--- START PROVIDED RECORDS ---
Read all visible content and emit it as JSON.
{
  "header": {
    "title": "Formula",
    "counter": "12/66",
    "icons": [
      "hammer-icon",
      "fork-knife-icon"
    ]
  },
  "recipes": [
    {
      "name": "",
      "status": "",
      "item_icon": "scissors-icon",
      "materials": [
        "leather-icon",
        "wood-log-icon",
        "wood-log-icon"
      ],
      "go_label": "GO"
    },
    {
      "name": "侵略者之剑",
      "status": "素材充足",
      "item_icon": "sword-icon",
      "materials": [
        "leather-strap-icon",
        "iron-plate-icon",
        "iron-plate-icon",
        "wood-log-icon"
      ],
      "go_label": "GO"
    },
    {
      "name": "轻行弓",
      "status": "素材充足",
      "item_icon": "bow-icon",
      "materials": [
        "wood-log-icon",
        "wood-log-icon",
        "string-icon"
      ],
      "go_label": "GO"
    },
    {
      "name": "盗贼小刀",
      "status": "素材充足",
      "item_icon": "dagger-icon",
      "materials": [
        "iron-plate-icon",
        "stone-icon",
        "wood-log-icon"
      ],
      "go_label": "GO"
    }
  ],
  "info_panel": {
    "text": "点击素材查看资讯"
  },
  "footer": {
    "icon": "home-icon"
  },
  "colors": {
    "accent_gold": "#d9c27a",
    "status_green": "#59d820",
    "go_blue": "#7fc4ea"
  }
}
--- END PROVIDED RECORDS ---
EXERCISE: Extract all of the data shown above without alteration.

FULL OUTPUT:
Read all visible content and emit it as JSON.
{
  "header": {
    "title": "Formula",
    "counter": "12/66",
    "icons": [
      "hammer-icon",
      "fork-knife-icon"
    ]
  },
  "recipes": [
    {
      "name": "",
      "status": "",
      "item_icon": "scissors-icon",
      "materials": [
        "leather-icon",
        "wood-log-icon",
        "wood-log-icon"
      ],
      "go_label": "GO"
    },
    {
      "name": "侵略者之剑",
      "status": "素材充足",
      "item_icon": "sword-icon",
      "materials": [
        "leather-strap-icon",
        "iron-plate-icon",
        "iron-plate-icon",
        "wood-log-icon"
      ],
      "go_label": "GO"
    },
    {
      "name": "轻行弓",
      "status": "素材充足",
      "item_icon": "bow-icon",
      "materials": [
        "wood-log-icon",
        "wood-log-icon",
        "string-icon"
      ],
      "go_label": "GO"
    },
    {
      "name": "盗贼小刀",
      "status": "素材充足",
      "item_icon": "dagger-icon",
      "materials": [
        "iron-plate-icon",
        "stone-icon",
        "wood-log-icon"
      ],
      "go_label": "GO"
    }
  ],
  "info_panel": {
    "text": "点击素材查看资讯"
  },
  "footer": {
    "icon": "home-icon"
  },
  "colors": {
    "accent_gold": "#d9c27a",
    "status_green": "#59d820",
    "go_blue": "#7fc4ea"
  }
}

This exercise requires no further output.